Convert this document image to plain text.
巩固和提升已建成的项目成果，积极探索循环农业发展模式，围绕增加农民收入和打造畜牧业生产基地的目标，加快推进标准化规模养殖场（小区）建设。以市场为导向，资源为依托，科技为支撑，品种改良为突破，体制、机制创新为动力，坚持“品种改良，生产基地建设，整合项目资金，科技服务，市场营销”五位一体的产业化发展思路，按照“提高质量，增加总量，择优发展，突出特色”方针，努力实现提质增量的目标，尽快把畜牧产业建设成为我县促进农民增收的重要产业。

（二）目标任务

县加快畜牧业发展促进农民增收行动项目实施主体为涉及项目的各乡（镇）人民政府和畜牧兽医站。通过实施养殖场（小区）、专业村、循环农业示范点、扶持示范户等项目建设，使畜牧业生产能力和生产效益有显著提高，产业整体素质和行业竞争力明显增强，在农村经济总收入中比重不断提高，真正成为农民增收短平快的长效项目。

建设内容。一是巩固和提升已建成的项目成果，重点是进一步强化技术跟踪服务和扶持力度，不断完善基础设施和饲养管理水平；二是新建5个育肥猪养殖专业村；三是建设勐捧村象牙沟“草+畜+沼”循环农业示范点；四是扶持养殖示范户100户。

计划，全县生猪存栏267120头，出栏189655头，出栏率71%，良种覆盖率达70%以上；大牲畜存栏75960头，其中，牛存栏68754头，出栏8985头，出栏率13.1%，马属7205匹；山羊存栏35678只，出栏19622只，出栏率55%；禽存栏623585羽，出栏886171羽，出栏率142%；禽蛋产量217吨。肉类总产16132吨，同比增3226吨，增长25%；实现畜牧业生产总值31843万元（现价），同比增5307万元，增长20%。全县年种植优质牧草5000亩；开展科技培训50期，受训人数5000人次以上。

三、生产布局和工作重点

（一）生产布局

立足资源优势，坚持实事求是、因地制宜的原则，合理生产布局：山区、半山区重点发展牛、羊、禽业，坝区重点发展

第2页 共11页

◇ ◇ ◇ ◇

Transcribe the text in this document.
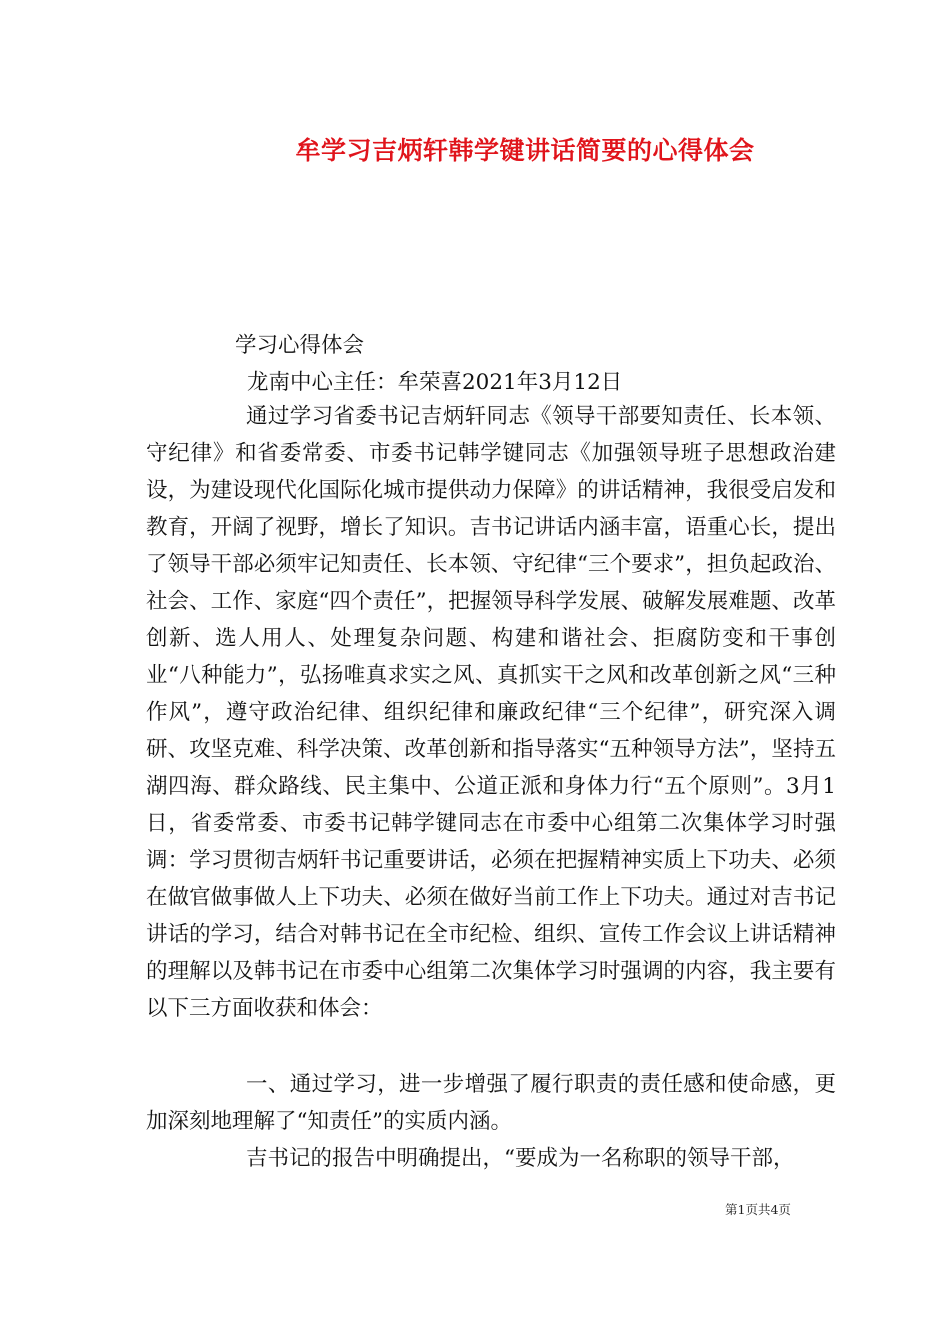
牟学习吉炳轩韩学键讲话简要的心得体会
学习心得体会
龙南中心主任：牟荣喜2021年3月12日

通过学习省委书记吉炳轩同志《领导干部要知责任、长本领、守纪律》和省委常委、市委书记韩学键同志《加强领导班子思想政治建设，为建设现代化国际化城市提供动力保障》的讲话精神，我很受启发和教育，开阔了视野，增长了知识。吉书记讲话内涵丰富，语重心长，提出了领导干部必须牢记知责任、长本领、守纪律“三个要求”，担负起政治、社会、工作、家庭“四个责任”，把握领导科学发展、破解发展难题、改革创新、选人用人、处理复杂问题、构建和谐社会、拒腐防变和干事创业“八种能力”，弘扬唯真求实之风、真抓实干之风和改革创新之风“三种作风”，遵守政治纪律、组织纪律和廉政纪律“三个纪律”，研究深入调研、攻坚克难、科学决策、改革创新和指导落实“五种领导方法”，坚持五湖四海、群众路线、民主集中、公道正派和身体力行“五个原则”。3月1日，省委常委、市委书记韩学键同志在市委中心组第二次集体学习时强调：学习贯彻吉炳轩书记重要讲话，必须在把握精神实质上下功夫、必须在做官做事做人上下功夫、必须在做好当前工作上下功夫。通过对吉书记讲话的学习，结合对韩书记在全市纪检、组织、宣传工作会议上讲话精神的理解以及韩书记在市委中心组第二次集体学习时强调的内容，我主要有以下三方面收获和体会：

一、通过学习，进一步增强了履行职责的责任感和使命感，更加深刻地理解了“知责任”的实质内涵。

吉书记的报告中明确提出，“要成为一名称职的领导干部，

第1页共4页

◇ ◇ ◇ ◇

Work to complete:
In the lines above, find each one with "text" and list it.

Worked solution:
Convert this document image to plain text.
Transcribe the text in this document.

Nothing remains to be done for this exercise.